Every record should be written out exactly, with the pictures left out.

---------------

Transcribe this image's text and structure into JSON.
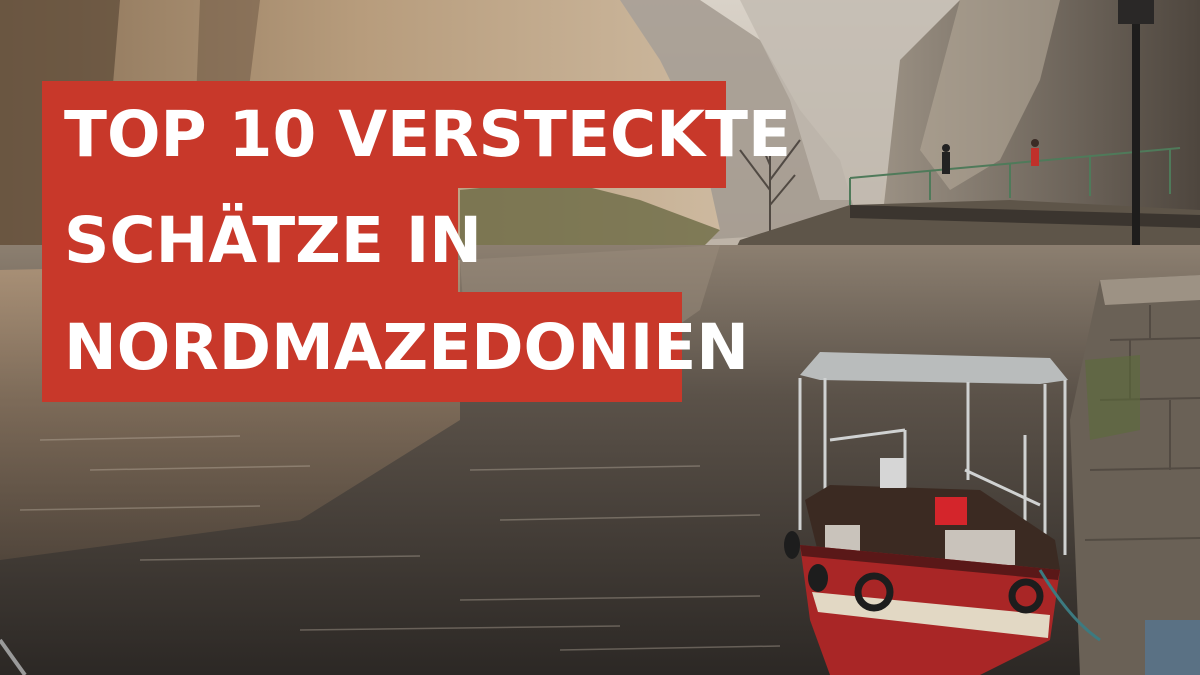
{
  "headline": {
    "line1": "TOP 10 VERSTECKTE",
    "line2": "SCHÄTZE IN",
    "line3": "NORDMAZEDONIEN"
  },
  "colors": {
    "banner": "#c8382a",
    "text": "#ffffff"
  }
}
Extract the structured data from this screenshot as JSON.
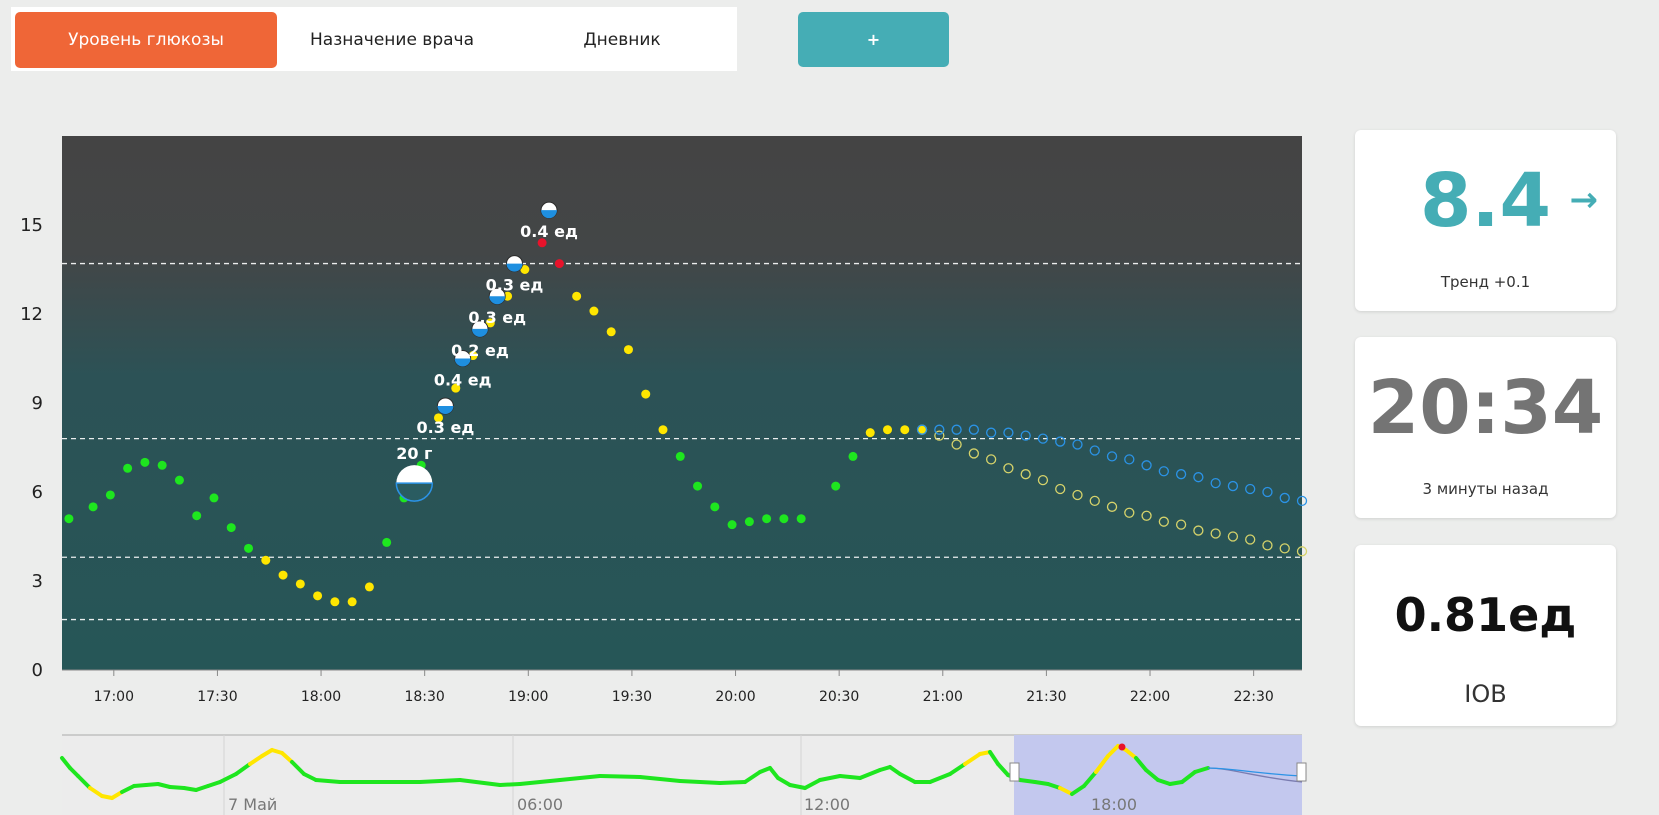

---------------

Answer for the task:
Transcribe this image's text and structure into JSON.
{
  "headline": {
    "line1": "TOP 10 VERSTECKTE",
    "line2": "SCHÄTZE IN",
    "line3": "NORDMAZEDONIEN"
  },
  "colors": {
    "banner": "#c8382a",
    "text": "#ffffff"
  }
}
Extract the structured data from this screenshot as JSON.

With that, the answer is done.